(Dataset rows about figures)
================

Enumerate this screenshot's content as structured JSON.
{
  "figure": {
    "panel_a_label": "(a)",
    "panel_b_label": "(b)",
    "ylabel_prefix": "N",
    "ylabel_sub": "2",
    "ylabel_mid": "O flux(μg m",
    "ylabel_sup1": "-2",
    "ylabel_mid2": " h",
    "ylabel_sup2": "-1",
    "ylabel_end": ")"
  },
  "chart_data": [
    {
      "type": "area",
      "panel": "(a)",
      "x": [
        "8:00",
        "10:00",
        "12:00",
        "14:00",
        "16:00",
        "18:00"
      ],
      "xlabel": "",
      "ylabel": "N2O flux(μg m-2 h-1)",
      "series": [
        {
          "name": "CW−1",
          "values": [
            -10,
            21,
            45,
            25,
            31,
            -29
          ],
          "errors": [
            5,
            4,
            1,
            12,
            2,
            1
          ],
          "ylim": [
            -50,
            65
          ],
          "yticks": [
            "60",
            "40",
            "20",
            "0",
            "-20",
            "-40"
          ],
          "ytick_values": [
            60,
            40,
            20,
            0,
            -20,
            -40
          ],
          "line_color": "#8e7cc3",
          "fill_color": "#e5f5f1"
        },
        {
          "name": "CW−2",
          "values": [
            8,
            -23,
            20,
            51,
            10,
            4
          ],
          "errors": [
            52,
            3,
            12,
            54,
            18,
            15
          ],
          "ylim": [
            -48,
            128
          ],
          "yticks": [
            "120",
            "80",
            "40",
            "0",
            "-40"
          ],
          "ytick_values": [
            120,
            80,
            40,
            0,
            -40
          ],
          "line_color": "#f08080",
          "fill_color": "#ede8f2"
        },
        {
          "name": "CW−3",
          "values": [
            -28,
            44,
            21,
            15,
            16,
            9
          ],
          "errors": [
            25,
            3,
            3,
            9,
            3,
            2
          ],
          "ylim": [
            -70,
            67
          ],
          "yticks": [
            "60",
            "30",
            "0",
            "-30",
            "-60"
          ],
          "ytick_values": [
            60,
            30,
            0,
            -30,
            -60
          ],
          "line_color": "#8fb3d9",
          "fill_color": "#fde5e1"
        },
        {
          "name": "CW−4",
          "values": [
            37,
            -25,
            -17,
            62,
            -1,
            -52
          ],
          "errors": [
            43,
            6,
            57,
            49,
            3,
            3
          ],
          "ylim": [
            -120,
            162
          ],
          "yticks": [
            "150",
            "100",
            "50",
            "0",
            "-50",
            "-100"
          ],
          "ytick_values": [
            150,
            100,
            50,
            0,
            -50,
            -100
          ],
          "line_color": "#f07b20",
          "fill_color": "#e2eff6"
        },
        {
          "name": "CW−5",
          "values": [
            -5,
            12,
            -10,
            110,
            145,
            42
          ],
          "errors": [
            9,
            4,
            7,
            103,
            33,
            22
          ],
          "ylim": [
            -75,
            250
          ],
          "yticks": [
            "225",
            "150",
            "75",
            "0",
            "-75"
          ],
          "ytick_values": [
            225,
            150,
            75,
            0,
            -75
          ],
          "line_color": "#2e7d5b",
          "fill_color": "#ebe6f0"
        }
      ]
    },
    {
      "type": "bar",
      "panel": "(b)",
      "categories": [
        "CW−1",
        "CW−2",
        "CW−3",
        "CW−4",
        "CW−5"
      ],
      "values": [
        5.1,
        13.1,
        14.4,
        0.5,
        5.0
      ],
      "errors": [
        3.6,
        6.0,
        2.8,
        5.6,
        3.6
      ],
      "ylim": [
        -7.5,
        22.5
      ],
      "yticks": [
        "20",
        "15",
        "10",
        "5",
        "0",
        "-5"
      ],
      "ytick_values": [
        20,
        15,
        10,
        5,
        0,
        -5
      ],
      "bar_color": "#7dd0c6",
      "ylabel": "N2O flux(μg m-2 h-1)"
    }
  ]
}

================

- Given request
Retype the material above, line by line, exactly.

- Output for this task
Enumerate this screenshot's content as structured JSON.
{
  "figure": {
    "panel_a_label": "(a)",
    "panel_b_label": "(b)",
    "ylabel_prefix": "N",
    "ylabel_sub": "2",
    "ylabel_mid": "O flux(μg m",
    "ylabel_sup1": "-2",
    "ylabel_mid2": " h",
    "ylabel_sup2": "-1",
    "ylabel_end": ")"
  },
  "chart_data": [
    {
      "type": "area",
      "panel": "(a)",
      "x": [
        "8:00",
        "10:00",
        "12:00",
        "14:00",
        "16:00",
        "18:00"
      ],
      "xlabel": "",
      "ylabel": "N2O flux(μg m-2 h-1)",
      "series": [
        {
          "name": "CW−1",
          "values": [
            -10,
            21,
            45,
            25,
            31,
            -29
          ],
          "errors": [
            5,
            4,
            1,
            12,
            2,
            1
          ],
          "ylim": [
            -50,
            65
          ],
          "yticks": [
            "60",
            "40",
            "20",
            "0",
            "-20",
            "-40"
          ],
          "ytick_values": [
            60,
            40,
            20,
            0,
            -20,
            -40
          ],
          "line_color": "#8e7cc3",
          "fill_color": "#e5f5f1"
        },
        {
          "name": "CW−2",
          "values": [
            8,
            -23,
            20,
            51,
            10,
            4
          ],
          "errors": [
            52,
            3,
            12,
            54,
            18,
            15
          ],
          "ylim": [
            -48,
            128
          ],
          "yticks": [
            "120",
            "80",
            "40",
            "0",
            "-40"
          ],
          "ytick_values": [
            120,
            80,
            40,
            0,
            -40
          ],
          "line_color": "#f08080",
          "fill_color": "#ede8f2"
        },
        {
          "name": "CW−3",
          "values": [
            -28,
            44,
            21,
            15,
            16,
            9
          ],
          "errors": [
            25,
            3,
            3,
            9,
            3,
            2
          ],
          "ylim": [
            -70,
            67
          ],
          "yticks": [
            "60",
            "30",
            "0",
            "-30",
            "-60"
          ],
          "ytick_values": [
            60,
            30,
            0,
            -30,
            -60
          ],
          "line_color": "#8fb3d9",
          "fill_color": "#fde5e1"
        },
        {
          "name": "CW−4",
          "values": [
            37,
            -25,
            -17,
            62,
            -1,
            -52
          ],
          "errors": [
            43,
            6,
            57,
            49,
            3,
            3
          ],
          "ylim": [
            -120,
            162
          ],
          "yticks": [
            "150",
            "100",
            "50",
            "0",
            "-50",
            "-100"
          ],
          "ytick_values": [
            150,
            100,
            50,
            0,
            -50,
            -100
          ],
          "line_color": "#f07b20",
          "fill_color": "#e2eff6"
        },
        {
          "name": "CW−5",
          "values": [
            -5,
            12,
            -10,
            110,
            145,
            42
          ],
          "errors": [
            9,
            4,
            7,
            103,
            33,
            22
          ],
          "ylim": [
            -75,
            250
          ],
          "yticks": [
            "225",
            "150",
            "75",
            "0",
            "-75"
          ],
          "ytick_values": [
            225,
            150,
            75,
            0,
            -75
          ],
          "line_color": "#2e7d5b",
          "fill_color": "#ebe6f0"
        }
      ]
    },
    {
      "type": "bar",
      "panel": "(b)",
      "categories": [
        "CW−1",
        "CW−2",
        "CW−3",
        "CW−4",
        "CW−5"
      ],
      "values": [
        5.1,
        13.1,
        14.4,
        0.5,
        5.0
      ],
      "errors": [
        3.6,
        6.0,
        2.8,
        5.6,
        3.6
      ],
      "ylim": [
        -7.5,
        22.5
      ],
      "yticks": [
        "20",
        "15",
        "10",
        "5",
        "0",
        "-5"
      ],
      "ytick_values": [
        20,
        15,
        10,
        5,
        0,
        -5
      ],
      "bar_color": "#7dd0c6",
      "ylabel": "N2O flux(μg m-2 h-1)"
    }
  ]
}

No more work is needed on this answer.